**TASK:**
Copy out all lines carrying the word "FREQUENCY".

**RECORDS PROVIDED:**
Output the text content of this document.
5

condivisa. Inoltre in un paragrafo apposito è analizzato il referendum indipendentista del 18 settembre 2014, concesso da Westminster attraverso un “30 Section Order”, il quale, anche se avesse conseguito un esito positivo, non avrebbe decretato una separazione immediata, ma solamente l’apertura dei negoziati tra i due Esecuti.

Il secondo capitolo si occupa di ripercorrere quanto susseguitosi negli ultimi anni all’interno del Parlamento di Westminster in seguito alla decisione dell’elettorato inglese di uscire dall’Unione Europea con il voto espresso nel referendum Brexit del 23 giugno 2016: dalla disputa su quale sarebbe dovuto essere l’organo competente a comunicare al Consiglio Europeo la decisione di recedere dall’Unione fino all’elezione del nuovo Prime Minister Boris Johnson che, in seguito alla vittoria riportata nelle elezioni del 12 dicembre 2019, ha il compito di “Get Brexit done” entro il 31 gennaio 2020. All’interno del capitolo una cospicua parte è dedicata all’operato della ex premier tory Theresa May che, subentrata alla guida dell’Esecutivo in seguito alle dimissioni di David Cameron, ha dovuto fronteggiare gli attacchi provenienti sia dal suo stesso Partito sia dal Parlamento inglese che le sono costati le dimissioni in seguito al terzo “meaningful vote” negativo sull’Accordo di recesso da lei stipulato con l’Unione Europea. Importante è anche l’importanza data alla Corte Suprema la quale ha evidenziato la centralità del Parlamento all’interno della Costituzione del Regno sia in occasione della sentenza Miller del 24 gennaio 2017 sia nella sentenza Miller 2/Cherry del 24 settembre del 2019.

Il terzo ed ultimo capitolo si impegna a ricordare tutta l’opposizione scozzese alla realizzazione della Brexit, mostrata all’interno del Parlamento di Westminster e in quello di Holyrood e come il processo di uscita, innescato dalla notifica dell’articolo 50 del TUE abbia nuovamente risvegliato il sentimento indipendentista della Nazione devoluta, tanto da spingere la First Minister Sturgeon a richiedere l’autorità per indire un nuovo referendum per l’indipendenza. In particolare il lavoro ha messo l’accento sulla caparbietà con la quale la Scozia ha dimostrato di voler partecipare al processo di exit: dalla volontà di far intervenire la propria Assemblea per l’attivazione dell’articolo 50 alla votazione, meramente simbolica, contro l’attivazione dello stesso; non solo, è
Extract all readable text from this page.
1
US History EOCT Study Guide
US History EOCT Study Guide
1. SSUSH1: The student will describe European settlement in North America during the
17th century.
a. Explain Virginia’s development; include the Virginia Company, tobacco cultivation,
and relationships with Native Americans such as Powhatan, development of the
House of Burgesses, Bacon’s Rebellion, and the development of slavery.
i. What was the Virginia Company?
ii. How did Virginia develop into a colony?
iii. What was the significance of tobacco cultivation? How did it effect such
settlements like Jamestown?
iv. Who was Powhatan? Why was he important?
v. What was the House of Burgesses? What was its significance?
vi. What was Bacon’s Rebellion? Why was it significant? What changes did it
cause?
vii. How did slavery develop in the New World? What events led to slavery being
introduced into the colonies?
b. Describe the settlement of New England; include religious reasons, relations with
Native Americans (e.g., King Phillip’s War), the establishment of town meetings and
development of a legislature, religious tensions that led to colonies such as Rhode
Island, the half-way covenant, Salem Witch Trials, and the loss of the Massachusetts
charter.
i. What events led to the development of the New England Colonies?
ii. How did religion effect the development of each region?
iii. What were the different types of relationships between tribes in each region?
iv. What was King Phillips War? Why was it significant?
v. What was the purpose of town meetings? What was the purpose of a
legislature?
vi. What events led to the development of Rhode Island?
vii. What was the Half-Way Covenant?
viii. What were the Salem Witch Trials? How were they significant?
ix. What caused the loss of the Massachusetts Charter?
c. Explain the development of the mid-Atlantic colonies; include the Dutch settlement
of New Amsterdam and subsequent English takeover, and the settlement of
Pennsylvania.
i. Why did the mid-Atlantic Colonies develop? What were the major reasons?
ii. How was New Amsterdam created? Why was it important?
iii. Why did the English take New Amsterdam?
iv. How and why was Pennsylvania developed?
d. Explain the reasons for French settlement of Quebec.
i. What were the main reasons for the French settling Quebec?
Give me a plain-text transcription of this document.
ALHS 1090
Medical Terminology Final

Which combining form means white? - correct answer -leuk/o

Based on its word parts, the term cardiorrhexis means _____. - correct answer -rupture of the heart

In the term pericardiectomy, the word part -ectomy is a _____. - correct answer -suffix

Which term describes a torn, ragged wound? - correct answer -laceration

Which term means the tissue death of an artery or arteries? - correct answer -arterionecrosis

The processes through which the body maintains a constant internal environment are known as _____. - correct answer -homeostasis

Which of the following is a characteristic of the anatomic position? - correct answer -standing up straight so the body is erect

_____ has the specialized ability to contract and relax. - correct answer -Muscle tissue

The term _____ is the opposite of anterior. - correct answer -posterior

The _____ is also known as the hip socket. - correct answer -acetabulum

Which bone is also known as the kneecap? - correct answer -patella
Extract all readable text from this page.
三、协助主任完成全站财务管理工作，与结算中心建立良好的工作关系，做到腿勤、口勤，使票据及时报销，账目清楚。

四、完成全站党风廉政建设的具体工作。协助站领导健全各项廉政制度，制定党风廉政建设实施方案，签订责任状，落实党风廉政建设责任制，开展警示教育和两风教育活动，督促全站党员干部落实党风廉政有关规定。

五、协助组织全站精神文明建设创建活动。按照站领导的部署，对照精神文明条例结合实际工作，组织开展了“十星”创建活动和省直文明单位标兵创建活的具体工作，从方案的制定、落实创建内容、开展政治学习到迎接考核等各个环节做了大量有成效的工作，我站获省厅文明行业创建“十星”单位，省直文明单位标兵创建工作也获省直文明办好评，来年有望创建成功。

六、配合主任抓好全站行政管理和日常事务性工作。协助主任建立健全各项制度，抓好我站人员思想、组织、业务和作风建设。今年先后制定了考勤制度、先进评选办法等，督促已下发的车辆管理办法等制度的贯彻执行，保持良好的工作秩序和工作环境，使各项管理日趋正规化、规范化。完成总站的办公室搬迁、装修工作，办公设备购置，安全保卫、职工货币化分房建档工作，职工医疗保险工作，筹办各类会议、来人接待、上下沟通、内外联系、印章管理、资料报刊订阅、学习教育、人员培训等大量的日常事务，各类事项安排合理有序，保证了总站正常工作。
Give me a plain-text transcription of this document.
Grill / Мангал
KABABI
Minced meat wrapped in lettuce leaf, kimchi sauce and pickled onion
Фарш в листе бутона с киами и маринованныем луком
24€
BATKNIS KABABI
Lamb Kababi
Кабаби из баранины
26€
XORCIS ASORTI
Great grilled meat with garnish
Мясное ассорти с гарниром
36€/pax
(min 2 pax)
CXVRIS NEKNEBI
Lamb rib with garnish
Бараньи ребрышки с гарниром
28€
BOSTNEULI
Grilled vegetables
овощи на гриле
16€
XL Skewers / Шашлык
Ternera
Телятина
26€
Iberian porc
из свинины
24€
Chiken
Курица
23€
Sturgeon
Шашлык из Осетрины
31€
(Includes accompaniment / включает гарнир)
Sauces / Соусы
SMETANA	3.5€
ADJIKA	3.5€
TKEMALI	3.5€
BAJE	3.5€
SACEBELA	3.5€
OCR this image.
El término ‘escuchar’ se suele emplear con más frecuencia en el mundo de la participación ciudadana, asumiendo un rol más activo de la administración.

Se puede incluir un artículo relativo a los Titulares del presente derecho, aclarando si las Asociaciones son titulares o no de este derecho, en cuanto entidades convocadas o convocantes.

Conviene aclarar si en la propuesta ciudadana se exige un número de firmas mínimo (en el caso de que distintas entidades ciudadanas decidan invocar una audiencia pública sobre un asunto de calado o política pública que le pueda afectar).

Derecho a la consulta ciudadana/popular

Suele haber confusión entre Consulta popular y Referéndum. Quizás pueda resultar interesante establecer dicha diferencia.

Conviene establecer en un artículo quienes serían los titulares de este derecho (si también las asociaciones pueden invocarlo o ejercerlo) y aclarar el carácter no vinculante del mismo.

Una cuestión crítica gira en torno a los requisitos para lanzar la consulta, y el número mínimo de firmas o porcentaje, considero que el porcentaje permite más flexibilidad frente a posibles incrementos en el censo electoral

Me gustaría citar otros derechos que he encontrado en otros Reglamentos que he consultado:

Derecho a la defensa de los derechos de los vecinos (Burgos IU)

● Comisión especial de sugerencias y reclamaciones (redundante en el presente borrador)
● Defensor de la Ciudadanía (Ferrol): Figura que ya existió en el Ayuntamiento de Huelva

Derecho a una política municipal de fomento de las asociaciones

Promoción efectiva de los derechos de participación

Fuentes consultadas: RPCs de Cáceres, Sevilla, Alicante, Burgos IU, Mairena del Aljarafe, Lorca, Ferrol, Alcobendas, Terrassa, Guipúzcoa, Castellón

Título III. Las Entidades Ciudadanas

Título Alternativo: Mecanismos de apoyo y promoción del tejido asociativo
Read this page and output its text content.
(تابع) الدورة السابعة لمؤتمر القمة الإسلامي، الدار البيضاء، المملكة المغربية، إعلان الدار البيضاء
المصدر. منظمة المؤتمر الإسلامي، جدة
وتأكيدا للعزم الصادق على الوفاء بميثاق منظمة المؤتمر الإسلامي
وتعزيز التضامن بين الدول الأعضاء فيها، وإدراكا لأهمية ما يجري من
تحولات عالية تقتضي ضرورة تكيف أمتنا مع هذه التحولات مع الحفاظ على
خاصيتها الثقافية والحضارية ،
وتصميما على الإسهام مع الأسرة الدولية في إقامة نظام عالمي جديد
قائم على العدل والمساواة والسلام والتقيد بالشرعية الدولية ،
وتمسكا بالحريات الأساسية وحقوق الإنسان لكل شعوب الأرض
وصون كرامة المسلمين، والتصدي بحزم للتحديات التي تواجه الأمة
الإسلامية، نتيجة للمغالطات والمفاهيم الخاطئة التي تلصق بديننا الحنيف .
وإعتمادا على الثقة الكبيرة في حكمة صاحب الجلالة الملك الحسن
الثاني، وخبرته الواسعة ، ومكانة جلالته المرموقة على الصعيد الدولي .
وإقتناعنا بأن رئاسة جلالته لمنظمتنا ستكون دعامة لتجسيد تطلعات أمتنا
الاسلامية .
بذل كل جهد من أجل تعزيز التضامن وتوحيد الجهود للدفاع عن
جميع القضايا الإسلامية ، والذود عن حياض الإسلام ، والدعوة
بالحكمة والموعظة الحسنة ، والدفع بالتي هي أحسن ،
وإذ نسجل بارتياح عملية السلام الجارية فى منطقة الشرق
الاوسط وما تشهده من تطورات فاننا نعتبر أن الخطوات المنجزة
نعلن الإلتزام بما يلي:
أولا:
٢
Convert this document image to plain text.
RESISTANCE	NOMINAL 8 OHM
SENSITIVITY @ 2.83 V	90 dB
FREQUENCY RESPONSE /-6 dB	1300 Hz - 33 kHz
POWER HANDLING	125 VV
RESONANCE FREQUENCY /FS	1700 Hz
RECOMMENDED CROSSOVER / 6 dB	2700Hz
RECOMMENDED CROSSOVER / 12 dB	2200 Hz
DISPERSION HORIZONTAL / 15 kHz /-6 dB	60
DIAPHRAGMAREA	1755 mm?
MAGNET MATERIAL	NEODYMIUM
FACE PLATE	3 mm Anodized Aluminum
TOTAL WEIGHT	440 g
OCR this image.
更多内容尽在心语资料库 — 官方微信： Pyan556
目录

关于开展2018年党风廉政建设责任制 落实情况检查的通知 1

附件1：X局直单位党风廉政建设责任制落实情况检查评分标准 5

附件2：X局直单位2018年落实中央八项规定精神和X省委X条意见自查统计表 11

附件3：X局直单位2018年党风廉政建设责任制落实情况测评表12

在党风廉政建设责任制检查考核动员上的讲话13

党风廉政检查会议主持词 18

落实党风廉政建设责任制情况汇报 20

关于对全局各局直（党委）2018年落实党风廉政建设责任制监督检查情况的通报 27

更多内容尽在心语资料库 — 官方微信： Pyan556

**RESULT OF THE EXERCISE:**
FREQUENCY RESPONSE /-6 dB	1300 Hz - 33 kHz
RESONANCE FREQUENCY /FS	1700 Hz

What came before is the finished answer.